> **WHAT YOU WILL DO**: All records must be quoted exactly. Omit the pictures.

> **Extracted records**:
++++++++++++++++++++

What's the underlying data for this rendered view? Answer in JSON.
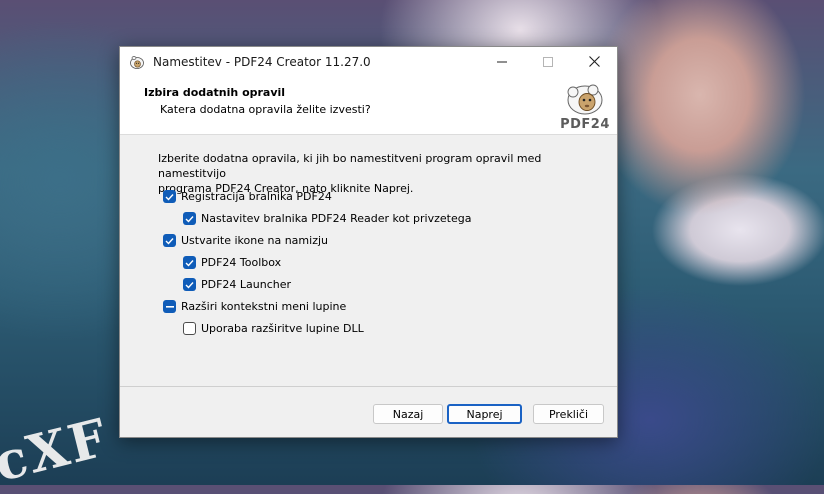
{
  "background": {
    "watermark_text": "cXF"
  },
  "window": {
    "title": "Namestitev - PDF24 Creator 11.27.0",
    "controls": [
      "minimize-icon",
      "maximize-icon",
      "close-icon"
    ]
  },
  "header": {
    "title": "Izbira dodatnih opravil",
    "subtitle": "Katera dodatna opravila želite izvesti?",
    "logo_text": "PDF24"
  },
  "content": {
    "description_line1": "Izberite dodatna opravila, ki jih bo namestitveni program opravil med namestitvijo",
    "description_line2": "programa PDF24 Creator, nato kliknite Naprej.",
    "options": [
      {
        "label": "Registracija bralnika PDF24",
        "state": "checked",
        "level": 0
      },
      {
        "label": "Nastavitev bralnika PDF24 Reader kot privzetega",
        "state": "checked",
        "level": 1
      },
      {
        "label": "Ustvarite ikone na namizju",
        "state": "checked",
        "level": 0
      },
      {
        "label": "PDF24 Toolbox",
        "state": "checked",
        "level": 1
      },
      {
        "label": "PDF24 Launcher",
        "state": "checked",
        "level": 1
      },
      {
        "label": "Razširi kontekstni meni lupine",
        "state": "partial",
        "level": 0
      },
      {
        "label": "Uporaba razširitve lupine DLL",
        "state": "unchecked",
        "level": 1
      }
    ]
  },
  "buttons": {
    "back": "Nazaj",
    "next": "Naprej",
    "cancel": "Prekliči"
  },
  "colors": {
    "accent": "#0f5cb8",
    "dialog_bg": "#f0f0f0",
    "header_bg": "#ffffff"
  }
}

++++++++++++++++++++

> **EXPECTED OUTPUT**:
What's the underlying data for this rendered view? Answer in JSON.
{
  "background": {
    "watermark_text": "cXF"
  },
  "window": {
    "title": "Namestitev - PDF24 Creator 11.27.0",
    "controls": [
      "minimize-icon",
      "maximize-icon",
      "close-icon"
    ]
  },
  "header": {
    "title": "Izbira dodatnih opravil",
    "subtitle": "Katera dodatna opravila želite izvesti?",
    "logo_text": "PDF24"
  },
  "content": {
    "description_line1": "Izberite dodatna opravila, ki jih bo namestitveni program opravil med namestitvijo",
    "description_line2": "programa PDF24 Creator, nato kliknite Naprej.",
    "options": [
      {
        "label": "Registracija bralnika PDF24",
        "state": "checked",
        "level": 0
      },
      {
        "label": "Nastavitev bralnika PDF24 Reader kot privzetega",
        "state": "checked",
        "level": 1
      },
      {
        "label": "Ustvarite ikone na namizju",
        "state": "checked",
        "level": 0
      },
      {
        "label": "PDF24 Toolbox",
        "state": "checked",
        "level": 1
      },
      {
        "label": "PDF24 Launcher",
        "state": "checked",
        "level": 1
      },
      {
        "label": "Razširi kontekstni meni lupine",
        "state": "partial",
        "level": 0
      },
      {
        "label": "Uporaba razširitve lupine DLL",
        "state": "unchecked",
        "level": 1
      }
    ]
  },
  "buttons": {
    "back": "Nazaj",
    "next": "Naprej",
    "cancel": "Prekliči"
  },
  "colors": {
    "accent": "#0f5cb8",
    "dialog_bg": "#f0f0f0",
    "header_bg": "#ffffff"
  }
}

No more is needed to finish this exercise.